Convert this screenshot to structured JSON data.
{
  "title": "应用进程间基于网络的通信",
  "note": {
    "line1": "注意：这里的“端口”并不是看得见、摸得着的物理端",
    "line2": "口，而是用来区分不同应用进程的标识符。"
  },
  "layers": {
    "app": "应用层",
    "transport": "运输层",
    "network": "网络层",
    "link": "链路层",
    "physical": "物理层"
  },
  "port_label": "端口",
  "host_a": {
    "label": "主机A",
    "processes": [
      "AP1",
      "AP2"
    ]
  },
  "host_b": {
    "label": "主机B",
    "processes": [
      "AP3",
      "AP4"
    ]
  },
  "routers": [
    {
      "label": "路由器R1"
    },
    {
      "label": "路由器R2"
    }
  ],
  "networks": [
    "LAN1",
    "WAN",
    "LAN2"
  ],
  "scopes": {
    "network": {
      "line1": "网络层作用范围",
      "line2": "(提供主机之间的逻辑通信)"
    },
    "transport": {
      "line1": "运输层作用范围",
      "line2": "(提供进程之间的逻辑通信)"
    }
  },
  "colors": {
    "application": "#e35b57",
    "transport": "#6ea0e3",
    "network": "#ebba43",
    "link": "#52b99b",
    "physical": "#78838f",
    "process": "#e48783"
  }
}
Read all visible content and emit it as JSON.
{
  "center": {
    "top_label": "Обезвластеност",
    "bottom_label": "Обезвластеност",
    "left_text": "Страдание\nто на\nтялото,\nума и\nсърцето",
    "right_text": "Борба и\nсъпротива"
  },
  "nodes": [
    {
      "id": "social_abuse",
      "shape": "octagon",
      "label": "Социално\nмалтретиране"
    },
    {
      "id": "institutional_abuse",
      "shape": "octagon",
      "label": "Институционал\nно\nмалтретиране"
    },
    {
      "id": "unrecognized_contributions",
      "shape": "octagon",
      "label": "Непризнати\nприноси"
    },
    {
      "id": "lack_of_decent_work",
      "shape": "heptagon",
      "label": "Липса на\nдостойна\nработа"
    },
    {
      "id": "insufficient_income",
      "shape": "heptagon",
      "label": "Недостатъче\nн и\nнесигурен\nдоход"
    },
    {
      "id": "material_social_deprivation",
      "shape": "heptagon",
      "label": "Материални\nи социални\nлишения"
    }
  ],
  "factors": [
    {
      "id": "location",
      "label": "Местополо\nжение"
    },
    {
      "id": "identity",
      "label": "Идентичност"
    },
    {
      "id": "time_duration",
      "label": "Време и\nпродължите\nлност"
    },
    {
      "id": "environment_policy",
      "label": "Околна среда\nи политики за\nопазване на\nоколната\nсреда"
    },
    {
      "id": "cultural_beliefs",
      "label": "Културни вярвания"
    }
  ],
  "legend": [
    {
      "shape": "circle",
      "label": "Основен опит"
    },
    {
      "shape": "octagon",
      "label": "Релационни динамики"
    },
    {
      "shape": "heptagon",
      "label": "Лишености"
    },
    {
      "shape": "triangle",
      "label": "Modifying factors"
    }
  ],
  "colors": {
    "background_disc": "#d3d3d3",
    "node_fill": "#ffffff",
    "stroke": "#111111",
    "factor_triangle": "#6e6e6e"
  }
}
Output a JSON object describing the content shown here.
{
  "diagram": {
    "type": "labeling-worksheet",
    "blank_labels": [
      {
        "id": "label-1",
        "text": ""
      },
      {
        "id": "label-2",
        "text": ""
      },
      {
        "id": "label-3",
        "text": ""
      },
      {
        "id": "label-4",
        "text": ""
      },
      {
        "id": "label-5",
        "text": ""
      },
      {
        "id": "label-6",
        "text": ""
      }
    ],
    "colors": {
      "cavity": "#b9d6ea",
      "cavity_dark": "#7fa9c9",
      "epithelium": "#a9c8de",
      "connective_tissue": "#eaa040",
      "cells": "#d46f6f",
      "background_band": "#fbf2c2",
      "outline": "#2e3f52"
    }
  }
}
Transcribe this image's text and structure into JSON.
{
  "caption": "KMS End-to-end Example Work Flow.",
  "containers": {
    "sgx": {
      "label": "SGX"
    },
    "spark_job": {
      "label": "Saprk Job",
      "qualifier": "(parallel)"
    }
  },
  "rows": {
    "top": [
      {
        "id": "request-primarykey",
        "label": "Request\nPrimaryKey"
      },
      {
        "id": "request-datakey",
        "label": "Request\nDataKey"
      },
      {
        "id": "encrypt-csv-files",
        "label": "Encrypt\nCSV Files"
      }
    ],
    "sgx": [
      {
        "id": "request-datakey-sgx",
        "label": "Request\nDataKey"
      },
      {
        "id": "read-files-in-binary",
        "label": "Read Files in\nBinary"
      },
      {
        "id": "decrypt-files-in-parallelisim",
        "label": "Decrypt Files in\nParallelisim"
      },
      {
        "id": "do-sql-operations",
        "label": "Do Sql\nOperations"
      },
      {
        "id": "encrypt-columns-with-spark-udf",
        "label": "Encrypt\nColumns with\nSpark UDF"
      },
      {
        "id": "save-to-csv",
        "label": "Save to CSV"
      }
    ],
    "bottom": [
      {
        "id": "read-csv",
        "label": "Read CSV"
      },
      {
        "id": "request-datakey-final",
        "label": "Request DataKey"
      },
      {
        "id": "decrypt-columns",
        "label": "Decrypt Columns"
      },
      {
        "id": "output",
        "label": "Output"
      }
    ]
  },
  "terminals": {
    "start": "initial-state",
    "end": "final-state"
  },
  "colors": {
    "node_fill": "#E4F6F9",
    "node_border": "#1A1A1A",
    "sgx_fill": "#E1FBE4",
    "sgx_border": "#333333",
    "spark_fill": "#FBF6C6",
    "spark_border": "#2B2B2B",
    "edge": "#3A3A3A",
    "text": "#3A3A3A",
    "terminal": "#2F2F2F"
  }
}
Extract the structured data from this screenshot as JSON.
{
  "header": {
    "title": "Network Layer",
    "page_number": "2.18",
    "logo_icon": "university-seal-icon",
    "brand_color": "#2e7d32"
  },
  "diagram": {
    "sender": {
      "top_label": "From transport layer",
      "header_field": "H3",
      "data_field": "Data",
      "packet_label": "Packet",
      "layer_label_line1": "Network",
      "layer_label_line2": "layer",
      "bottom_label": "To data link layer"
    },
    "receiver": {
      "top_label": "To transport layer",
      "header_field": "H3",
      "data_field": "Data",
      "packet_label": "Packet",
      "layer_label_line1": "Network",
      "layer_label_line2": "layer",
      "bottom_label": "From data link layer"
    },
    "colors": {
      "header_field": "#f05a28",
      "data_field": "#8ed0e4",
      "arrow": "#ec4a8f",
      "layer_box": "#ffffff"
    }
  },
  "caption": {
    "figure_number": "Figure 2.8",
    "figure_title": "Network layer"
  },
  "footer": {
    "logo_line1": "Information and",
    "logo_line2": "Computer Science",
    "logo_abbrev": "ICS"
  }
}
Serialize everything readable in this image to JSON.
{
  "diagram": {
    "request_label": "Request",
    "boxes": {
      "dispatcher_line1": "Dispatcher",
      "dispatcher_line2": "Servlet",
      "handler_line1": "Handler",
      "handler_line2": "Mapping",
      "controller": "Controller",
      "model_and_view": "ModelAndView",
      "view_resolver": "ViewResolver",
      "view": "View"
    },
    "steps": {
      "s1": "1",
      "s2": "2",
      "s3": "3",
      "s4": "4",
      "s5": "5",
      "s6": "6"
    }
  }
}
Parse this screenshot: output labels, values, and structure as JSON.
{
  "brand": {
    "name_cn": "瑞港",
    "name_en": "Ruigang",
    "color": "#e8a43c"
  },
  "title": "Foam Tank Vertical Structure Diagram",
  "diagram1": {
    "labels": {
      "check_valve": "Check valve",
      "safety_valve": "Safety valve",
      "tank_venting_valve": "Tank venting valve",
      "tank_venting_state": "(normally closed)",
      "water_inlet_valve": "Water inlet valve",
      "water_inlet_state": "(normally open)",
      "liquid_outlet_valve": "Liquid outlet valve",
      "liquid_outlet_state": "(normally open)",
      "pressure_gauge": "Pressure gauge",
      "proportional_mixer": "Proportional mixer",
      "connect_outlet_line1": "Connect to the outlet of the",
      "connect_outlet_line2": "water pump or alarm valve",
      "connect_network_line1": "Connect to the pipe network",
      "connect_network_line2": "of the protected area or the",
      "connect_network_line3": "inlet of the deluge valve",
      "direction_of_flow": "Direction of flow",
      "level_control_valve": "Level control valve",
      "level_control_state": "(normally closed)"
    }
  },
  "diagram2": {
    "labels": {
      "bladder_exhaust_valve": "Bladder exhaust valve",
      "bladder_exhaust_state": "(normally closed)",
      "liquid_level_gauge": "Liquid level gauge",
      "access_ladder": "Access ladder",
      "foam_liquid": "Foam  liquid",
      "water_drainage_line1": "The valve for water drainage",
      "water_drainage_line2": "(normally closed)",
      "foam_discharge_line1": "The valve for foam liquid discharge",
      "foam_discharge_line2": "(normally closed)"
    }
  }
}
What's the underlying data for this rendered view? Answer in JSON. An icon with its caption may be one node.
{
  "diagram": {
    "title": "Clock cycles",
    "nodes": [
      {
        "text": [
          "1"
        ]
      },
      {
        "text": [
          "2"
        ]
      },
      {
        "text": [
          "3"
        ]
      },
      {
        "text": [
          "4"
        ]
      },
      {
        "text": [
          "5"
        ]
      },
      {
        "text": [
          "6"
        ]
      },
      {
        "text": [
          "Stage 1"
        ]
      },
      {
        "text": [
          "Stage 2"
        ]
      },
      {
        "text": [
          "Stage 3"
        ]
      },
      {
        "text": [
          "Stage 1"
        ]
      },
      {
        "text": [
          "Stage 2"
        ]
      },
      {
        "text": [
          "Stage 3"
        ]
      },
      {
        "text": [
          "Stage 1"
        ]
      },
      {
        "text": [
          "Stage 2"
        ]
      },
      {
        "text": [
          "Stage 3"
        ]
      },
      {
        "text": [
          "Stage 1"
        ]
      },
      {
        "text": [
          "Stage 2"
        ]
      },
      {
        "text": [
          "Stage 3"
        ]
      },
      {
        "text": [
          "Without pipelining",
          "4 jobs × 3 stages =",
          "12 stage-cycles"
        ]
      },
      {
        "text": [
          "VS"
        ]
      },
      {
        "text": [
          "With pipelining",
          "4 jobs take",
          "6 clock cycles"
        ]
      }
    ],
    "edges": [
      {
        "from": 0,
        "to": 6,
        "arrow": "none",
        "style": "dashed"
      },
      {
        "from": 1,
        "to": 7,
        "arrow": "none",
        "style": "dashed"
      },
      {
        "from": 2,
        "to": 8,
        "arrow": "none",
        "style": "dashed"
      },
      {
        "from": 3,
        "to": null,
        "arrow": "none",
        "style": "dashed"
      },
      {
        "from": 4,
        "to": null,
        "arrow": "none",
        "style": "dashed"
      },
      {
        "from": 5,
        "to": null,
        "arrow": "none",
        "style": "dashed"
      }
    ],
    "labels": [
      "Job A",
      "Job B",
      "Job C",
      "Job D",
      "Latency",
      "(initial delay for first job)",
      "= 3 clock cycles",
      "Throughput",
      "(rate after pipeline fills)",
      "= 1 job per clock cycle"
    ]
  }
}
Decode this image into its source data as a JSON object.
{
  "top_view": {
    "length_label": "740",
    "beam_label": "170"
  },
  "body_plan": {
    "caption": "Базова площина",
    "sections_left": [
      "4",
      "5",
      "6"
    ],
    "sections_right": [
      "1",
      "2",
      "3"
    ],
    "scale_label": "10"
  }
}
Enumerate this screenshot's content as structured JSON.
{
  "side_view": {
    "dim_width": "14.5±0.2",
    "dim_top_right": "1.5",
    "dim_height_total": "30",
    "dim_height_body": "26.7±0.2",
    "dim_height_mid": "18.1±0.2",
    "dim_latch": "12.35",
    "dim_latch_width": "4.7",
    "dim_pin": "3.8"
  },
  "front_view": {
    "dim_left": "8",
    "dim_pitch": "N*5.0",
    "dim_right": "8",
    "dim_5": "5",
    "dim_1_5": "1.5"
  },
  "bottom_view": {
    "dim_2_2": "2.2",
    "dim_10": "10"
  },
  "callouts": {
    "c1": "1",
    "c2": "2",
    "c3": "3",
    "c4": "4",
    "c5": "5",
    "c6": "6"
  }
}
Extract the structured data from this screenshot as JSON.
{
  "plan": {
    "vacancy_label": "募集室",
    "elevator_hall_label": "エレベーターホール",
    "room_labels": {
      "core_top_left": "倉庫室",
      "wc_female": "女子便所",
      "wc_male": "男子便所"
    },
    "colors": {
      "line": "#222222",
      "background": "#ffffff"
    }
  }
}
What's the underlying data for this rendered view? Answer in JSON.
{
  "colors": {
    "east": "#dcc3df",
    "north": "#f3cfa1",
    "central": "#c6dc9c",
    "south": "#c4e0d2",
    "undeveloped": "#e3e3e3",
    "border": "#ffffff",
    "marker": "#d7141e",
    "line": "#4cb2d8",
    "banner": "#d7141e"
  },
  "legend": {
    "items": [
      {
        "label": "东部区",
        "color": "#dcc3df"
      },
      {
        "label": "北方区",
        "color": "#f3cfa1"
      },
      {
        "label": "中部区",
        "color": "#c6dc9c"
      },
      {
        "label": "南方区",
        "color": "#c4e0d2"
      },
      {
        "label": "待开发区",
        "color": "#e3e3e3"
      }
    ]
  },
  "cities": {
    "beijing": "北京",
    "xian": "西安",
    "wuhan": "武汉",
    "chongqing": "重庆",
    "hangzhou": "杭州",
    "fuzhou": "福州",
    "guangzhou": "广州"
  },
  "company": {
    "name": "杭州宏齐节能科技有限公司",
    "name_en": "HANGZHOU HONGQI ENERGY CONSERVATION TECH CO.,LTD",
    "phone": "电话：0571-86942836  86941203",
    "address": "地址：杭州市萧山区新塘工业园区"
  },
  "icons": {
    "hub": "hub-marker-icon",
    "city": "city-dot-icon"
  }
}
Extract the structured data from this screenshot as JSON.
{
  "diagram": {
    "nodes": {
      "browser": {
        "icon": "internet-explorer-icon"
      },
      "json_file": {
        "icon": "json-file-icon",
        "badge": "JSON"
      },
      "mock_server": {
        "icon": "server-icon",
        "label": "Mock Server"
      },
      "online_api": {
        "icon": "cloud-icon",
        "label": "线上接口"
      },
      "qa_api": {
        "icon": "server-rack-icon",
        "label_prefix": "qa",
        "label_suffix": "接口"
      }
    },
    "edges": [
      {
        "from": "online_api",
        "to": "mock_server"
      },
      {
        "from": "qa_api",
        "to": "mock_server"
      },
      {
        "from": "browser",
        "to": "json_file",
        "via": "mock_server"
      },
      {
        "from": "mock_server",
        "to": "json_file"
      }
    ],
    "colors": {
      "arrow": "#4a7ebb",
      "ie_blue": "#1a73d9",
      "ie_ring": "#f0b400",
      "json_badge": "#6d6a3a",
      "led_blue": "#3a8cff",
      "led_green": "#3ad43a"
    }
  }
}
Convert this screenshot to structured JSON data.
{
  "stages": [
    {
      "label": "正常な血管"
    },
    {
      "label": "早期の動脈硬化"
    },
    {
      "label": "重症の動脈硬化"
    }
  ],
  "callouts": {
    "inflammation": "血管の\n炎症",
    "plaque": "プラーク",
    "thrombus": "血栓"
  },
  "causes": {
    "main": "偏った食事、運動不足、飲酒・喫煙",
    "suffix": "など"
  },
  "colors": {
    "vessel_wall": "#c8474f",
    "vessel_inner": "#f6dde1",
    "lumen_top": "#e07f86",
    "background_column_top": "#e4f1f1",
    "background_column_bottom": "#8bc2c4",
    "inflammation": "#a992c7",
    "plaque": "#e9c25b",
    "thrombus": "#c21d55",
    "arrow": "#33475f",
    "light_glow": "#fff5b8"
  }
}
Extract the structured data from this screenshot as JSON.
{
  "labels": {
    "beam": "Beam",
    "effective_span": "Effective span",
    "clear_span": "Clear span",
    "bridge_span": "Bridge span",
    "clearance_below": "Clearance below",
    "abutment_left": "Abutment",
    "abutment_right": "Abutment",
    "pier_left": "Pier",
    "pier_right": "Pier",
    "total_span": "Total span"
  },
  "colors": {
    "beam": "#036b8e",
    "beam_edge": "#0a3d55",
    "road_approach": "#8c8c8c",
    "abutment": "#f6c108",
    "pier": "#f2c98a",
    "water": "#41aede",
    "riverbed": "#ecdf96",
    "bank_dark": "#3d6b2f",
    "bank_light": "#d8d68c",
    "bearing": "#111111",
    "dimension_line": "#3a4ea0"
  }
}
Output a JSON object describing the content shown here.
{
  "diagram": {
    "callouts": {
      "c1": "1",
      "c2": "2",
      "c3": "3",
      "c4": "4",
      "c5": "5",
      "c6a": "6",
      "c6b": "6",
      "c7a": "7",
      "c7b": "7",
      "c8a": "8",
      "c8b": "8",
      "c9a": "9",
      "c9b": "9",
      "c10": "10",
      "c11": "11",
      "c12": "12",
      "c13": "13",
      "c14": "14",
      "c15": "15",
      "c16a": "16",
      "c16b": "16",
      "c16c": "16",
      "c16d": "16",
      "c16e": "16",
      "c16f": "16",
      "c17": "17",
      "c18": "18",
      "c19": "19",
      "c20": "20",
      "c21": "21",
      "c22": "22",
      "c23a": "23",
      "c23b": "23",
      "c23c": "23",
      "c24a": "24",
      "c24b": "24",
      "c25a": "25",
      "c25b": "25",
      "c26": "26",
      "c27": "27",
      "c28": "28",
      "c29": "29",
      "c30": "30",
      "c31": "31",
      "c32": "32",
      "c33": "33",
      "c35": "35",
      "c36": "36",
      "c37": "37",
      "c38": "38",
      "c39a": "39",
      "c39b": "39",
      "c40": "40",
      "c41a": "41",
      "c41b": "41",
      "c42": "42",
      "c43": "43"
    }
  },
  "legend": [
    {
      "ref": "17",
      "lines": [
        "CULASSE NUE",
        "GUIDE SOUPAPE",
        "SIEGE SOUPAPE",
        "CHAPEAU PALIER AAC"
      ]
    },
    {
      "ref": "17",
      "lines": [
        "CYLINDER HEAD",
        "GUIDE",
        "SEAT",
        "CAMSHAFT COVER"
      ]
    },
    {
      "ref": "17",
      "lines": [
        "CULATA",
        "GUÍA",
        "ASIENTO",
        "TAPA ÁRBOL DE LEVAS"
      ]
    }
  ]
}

What is being asked: Of the lines above, how many contain the word "gauge"? Provide the number and nothing else.

Reply: 2